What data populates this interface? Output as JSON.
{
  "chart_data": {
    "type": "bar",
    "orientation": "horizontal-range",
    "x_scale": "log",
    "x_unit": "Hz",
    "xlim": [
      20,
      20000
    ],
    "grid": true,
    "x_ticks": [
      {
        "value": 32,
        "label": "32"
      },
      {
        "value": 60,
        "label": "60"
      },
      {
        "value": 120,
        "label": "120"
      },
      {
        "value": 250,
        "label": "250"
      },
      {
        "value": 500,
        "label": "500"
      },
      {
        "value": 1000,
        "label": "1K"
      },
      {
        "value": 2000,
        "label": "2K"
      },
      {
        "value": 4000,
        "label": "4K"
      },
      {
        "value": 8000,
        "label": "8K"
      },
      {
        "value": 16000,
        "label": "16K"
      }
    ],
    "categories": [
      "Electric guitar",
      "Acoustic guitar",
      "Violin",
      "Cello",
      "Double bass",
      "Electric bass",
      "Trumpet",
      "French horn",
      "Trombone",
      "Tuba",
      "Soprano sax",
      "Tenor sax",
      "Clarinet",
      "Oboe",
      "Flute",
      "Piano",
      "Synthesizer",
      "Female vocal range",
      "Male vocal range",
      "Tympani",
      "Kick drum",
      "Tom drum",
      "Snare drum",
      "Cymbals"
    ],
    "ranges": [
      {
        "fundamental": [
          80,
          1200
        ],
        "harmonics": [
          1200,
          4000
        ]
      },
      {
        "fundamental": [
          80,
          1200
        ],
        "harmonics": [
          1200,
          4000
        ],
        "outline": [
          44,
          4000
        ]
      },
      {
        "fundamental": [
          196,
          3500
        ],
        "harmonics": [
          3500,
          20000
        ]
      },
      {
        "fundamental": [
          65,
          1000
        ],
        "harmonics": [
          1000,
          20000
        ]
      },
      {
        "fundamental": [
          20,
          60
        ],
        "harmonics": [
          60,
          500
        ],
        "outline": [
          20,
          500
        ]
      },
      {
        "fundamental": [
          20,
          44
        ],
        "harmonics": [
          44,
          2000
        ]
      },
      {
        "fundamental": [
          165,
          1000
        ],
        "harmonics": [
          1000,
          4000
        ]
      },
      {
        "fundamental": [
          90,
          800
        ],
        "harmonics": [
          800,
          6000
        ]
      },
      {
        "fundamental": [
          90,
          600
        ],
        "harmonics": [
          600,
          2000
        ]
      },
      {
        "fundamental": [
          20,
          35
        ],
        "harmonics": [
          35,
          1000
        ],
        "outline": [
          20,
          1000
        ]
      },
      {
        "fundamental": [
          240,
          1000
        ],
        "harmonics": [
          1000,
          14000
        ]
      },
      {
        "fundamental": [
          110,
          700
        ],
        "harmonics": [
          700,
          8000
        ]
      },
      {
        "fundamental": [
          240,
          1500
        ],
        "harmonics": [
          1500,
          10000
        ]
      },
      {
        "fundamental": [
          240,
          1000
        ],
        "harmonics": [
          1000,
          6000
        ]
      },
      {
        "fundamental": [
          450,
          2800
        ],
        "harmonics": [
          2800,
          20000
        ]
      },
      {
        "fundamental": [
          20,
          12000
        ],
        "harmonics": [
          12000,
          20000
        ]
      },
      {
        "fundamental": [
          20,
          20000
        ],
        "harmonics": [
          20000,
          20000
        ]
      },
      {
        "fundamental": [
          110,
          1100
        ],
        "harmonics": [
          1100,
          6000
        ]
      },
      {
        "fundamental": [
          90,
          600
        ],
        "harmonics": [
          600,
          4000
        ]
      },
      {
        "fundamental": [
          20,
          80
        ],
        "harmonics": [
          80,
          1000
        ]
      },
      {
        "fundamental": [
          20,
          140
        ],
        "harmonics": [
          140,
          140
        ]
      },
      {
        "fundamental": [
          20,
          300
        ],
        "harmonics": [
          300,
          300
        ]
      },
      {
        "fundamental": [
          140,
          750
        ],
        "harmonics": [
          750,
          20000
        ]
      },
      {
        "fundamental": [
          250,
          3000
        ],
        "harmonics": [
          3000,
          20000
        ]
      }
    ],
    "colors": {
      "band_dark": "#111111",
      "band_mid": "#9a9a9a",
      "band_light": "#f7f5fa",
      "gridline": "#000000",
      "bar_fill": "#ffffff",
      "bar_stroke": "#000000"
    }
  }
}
--
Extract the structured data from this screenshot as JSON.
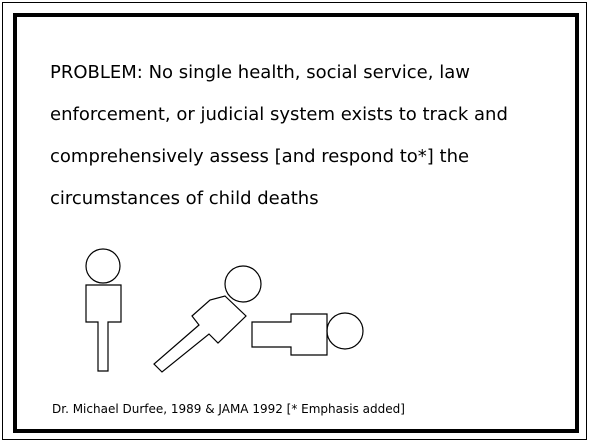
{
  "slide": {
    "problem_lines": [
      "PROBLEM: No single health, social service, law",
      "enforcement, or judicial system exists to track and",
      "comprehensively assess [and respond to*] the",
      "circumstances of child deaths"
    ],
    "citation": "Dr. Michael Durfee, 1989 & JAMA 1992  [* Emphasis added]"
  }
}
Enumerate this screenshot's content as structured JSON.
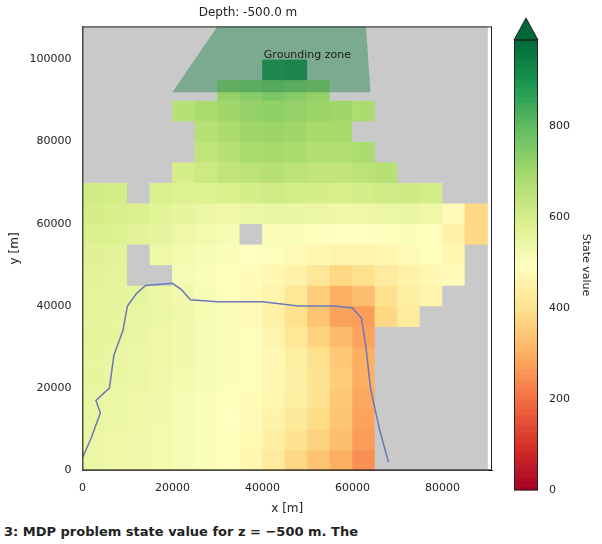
--
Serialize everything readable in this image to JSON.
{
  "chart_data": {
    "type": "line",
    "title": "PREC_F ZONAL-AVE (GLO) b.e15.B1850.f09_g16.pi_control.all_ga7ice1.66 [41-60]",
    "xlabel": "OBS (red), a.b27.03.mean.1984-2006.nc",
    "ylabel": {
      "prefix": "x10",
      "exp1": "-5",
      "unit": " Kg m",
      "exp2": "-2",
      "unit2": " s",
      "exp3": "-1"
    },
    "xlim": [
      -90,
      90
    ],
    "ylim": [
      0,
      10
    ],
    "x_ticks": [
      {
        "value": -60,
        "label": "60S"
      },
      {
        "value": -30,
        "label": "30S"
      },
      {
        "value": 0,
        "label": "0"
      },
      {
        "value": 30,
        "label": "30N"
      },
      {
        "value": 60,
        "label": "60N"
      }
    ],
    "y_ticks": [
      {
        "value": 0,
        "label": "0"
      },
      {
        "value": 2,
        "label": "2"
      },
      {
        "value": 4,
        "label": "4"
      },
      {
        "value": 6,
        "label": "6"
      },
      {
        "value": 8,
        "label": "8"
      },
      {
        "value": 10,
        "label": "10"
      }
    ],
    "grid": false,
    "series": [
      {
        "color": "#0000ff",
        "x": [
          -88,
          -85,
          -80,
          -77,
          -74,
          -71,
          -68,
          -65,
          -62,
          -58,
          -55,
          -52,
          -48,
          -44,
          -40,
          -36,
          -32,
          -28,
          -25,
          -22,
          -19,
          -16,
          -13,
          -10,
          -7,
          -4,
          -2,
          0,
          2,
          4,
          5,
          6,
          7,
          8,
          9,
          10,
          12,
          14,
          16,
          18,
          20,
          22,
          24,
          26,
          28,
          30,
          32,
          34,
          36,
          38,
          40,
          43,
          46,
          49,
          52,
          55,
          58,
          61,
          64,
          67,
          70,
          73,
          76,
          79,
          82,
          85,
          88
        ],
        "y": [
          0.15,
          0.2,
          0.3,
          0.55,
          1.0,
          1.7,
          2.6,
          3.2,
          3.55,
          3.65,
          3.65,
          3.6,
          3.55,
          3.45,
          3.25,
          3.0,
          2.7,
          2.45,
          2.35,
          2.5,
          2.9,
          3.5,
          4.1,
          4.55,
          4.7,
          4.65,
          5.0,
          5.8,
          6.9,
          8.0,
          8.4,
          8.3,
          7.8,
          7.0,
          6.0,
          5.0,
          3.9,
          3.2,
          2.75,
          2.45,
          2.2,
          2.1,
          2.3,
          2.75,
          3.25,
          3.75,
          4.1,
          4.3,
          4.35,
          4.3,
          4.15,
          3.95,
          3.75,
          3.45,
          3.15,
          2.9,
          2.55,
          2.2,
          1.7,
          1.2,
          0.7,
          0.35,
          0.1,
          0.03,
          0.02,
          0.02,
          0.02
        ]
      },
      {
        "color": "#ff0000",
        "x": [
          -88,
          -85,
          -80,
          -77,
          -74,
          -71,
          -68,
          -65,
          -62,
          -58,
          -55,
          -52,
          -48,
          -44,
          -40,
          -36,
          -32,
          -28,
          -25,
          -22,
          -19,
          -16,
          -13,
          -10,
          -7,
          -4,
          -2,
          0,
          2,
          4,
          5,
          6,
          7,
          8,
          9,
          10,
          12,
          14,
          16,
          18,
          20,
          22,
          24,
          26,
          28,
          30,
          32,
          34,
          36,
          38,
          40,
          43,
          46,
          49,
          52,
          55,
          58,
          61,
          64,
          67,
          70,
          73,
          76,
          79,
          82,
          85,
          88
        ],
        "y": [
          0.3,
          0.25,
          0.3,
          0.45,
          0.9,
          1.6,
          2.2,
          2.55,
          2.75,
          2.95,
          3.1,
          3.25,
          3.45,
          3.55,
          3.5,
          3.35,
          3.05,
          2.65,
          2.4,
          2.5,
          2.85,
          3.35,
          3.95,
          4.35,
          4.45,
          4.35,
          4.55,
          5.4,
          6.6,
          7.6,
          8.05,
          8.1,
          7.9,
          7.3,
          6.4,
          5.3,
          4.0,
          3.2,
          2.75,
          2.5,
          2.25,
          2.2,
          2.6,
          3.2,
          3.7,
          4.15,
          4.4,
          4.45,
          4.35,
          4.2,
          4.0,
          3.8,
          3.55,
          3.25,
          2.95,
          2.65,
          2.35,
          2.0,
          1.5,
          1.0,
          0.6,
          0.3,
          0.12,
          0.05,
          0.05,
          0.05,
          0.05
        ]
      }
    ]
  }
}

◆ **DIRECTIONS FOR THIS TASK**: Quote the lines above exactly, starting with the one that has "Extract the structured" and ending with the one that has "Enumerate this screenshot's"; drop the pictures and include nothing else.

◆ **SOLUTION TO THIS PROBLEM**:
Extract the structured data from this screenshot as JSON.
{
  "slide": {
    "problem_lines": [
      "PROBLEM: No single health, social service, law",
      "enforcement, or judicial system exists to track and",
      "comprehensively assess [and respond to*] the",
      "circumstances of child deaths"
    ],
    "citation": "Dr. Michael Durfee, 1989 & JAMA 1992  [* Emphasis added]"
  }
}
Enumerate this screenshot's content as structured JSON.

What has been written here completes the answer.